▸ RECORDS FOR PROCESSING
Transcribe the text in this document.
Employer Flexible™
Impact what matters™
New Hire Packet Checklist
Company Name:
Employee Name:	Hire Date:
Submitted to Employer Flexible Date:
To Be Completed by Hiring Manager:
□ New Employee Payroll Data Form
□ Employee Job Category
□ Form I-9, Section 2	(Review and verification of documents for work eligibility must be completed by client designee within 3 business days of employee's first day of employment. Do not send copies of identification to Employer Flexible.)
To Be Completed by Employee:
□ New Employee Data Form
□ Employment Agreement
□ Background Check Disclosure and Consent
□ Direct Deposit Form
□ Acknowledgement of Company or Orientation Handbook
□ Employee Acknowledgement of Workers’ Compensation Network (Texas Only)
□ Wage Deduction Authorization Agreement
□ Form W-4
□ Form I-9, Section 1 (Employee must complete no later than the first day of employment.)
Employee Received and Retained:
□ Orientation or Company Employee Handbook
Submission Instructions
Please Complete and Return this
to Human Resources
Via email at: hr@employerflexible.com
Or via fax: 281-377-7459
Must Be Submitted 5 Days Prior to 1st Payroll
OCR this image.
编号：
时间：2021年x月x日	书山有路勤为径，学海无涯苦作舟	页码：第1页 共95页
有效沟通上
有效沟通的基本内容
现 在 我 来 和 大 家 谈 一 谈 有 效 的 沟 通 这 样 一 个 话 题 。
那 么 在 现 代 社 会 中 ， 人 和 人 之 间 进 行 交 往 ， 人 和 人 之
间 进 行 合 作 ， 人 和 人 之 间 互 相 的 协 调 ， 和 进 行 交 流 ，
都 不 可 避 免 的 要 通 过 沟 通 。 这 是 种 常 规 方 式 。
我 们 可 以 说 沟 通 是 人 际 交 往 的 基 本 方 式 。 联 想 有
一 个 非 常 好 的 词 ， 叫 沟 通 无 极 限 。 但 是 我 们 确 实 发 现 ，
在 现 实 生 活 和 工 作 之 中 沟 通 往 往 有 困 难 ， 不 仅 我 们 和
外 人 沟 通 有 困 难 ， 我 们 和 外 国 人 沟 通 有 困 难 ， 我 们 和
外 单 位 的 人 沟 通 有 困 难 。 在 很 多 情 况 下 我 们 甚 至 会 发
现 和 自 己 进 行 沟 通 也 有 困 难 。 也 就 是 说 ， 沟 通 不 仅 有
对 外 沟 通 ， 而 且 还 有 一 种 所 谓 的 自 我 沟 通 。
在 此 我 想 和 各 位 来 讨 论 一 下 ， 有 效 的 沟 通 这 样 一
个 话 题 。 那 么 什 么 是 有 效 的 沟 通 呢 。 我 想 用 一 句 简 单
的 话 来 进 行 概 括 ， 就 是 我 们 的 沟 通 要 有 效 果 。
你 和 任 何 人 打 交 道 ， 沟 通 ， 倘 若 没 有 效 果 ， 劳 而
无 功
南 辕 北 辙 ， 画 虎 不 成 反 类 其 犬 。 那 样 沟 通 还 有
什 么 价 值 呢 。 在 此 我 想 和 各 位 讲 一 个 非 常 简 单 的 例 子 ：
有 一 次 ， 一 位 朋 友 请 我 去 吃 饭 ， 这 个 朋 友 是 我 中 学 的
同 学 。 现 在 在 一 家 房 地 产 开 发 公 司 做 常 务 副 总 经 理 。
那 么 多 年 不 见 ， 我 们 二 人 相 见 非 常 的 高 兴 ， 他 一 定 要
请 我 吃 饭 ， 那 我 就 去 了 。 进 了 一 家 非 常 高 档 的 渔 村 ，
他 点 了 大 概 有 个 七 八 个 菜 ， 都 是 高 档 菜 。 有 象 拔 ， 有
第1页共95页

▸ PROBLEM TO SOLVE
Each line that has the word "Name" should be copied.

▸ EXERCISE OUTPUT
Company Name:
Employee Name:	Hire Date:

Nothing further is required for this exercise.